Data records
(begin)
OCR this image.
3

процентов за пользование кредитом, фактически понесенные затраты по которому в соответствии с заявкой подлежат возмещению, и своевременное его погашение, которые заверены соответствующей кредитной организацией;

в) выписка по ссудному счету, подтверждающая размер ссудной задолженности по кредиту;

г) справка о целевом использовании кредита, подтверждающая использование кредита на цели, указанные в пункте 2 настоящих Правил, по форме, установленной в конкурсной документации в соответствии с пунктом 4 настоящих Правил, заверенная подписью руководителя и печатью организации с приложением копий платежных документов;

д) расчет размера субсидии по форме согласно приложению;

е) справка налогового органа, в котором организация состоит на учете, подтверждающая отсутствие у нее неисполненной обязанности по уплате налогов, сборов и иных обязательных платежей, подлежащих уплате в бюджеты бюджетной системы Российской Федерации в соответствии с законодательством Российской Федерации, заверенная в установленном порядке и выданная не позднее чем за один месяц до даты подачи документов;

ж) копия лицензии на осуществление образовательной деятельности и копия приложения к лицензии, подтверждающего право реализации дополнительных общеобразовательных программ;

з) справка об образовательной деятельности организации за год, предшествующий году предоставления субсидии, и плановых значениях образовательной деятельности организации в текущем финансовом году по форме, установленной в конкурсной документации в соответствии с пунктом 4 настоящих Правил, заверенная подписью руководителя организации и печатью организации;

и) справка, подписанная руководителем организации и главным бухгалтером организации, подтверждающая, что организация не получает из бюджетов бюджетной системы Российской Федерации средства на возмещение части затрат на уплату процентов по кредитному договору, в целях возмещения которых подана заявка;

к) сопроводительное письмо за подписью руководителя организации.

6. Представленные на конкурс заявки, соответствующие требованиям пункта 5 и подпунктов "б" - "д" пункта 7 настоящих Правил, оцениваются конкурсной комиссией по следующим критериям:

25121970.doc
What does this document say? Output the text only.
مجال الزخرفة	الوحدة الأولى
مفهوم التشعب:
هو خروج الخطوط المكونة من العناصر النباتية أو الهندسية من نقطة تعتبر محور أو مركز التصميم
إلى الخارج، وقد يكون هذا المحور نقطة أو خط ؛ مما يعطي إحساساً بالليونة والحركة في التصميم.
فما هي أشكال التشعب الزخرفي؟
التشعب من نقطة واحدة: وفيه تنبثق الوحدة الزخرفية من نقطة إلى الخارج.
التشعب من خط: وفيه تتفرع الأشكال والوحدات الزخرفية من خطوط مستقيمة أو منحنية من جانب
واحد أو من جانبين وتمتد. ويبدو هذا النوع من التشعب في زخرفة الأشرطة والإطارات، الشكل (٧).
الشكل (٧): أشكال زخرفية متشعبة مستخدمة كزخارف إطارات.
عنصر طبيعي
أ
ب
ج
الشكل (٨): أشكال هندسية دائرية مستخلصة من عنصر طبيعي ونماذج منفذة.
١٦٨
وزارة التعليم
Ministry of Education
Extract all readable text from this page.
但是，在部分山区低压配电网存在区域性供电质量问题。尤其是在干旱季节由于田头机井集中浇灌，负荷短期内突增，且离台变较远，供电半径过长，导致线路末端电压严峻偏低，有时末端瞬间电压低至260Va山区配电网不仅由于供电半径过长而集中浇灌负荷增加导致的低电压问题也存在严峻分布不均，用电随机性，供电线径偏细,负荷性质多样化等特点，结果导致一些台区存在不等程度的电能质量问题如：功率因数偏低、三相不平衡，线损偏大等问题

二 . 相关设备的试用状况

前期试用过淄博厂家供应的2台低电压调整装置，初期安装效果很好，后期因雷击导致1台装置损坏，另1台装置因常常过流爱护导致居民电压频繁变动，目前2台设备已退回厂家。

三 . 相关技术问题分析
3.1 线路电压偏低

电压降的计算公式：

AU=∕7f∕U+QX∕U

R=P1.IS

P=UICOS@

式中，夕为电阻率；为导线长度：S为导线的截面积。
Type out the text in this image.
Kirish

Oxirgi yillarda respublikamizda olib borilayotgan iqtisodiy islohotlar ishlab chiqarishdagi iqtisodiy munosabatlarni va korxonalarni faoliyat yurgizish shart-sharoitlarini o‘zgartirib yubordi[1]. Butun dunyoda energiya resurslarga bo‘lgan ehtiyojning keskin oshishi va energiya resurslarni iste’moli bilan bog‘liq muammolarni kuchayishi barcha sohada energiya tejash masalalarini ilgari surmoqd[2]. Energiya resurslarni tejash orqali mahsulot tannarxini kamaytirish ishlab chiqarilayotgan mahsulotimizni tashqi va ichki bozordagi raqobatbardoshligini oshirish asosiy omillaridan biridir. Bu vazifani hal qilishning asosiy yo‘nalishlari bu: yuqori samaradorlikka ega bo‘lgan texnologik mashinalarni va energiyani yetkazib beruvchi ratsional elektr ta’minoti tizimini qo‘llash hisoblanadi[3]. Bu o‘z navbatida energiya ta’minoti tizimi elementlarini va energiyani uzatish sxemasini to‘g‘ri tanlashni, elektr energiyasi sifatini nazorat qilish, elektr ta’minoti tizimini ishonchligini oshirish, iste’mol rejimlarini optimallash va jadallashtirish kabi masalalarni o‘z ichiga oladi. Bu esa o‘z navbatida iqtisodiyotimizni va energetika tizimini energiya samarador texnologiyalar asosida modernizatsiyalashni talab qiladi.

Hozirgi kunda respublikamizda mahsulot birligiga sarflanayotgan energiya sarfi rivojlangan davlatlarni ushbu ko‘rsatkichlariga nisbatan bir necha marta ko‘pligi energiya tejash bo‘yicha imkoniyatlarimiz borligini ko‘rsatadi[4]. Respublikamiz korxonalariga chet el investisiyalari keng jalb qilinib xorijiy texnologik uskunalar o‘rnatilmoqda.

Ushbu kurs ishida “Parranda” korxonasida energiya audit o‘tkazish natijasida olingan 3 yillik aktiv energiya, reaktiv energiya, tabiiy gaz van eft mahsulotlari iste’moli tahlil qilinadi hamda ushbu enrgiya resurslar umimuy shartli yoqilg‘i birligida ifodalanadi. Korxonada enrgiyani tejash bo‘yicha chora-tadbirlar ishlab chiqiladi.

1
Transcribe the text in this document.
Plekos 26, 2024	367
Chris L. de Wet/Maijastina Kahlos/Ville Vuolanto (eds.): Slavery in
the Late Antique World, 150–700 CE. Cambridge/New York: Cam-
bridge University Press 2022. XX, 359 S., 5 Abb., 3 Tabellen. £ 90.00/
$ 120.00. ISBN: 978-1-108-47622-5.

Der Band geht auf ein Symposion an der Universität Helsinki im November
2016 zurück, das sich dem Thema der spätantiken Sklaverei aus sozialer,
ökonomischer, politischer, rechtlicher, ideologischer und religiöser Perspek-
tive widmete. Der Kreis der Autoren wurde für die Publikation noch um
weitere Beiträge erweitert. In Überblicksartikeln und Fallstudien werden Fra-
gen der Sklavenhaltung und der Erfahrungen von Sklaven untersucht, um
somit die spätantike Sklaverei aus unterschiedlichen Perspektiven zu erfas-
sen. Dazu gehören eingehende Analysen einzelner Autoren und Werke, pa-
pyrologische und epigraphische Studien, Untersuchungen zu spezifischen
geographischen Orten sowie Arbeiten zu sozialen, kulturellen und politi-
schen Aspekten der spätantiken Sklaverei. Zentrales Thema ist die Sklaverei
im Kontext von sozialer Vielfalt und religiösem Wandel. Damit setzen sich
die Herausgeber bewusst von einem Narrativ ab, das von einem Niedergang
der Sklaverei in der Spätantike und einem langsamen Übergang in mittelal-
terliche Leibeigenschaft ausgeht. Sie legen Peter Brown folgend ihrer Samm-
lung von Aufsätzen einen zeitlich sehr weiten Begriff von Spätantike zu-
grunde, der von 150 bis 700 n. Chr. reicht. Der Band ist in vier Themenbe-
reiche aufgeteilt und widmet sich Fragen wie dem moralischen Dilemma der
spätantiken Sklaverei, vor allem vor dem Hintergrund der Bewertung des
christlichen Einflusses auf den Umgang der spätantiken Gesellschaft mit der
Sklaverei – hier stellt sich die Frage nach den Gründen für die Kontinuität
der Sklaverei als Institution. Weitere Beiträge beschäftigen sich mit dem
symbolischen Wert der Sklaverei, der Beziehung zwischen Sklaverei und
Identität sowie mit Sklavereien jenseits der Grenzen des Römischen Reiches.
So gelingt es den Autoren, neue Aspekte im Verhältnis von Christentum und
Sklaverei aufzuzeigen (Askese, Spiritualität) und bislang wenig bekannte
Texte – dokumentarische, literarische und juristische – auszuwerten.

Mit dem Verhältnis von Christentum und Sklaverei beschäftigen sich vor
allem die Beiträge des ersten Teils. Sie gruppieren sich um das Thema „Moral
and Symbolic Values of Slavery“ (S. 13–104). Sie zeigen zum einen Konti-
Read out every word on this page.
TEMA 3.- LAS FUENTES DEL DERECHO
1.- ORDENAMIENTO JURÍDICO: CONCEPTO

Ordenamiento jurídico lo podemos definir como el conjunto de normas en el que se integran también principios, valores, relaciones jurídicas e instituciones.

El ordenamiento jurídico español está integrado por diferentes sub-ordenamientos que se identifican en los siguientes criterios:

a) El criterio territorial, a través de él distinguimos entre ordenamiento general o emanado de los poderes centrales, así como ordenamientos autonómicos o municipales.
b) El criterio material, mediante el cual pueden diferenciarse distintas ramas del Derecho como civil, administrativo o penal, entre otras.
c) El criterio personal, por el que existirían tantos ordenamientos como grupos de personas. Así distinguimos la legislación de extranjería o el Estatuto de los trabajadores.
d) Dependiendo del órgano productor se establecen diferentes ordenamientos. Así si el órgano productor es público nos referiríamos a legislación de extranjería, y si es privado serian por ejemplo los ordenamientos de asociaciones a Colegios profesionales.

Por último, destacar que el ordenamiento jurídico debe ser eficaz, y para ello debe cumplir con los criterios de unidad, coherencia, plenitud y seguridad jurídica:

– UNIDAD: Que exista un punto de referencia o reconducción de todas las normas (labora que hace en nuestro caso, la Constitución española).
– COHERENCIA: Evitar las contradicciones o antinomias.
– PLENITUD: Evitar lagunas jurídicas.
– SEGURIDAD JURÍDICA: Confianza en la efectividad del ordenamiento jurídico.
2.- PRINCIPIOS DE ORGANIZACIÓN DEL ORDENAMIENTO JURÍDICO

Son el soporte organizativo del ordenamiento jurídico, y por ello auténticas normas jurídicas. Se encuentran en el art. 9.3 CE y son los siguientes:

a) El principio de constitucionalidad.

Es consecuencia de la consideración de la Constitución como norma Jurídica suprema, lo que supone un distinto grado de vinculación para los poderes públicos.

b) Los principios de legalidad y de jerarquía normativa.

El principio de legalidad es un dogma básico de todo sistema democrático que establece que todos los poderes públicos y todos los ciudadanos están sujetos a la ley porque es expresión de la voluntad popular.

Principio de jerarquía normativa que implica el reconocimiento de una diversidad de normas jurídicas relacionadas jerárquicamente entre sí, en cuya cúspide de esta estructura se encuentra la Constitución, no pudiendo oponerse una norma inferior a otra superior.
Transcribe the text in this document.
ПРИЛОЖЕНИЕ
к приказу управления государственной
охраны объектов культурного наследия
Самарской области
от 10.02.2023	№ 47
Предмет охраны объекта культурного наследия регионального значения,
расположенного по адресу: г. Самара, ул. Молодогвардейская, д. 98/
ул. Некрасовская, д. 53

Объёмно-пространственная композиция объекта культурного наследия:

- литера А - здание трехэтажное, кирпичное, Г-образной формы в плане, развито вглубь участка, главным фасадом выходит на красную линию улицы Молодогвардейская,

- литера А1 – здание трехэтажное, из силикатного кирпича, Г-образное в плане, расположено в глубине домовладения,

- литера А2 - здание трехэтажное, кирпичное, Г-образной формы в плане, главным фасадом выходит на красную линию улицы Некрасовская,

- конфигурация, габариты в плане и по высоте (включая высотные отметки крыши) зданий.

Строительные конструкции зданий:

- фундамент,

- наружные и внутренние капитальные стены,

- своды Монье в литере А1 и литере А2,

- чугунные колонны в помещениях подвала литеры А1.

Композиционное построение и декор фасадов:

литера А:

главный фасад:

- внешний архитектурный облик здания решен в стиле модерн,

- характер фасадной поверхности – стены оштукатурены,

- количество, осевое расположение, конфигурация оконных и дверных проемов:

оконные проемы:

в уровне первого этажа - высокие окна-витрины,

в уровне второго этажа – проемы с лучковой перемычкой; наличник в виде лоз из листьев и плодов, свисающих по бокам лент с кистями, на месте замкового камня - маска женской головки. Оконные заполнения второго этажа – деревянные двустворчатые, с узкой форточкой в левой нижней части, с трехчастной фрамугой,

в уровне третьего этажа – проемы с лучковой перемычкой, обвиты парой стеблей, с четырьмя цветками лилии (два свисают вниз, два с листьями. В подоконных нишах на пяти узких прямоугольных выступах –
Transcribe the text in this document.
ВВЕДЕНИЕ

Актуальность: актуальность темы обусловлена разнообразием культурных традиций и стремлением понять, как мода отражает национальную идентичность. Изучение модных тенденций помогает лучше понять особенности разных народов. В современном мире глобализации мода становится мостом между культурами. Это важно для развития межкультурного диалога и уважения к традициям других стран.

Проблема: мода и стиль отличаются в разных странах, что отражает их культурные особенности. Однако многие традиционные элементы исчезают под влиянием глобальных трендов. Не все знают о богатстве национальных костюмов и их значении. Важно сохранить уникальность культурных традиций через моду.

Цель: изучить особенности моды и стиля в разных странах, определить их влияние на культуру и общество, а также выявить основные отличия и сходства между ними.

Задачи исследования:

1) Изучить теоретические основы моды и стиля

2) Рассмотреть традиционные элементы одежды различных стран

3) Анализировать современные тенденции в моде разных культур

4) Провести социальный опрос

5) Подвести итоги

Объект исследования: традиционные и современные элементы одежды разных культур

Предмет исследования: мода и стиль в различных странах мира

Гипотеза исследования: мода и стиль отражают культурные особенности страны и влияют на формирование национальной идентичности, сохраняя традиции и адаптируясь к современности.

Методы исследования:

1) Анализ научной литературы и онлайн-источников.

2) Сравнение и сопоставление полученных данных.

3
(end)
- [Requirement]: Tally the lines in the records above that contain the word "формы", and give only that number.

- [Solution to the exercise]: 2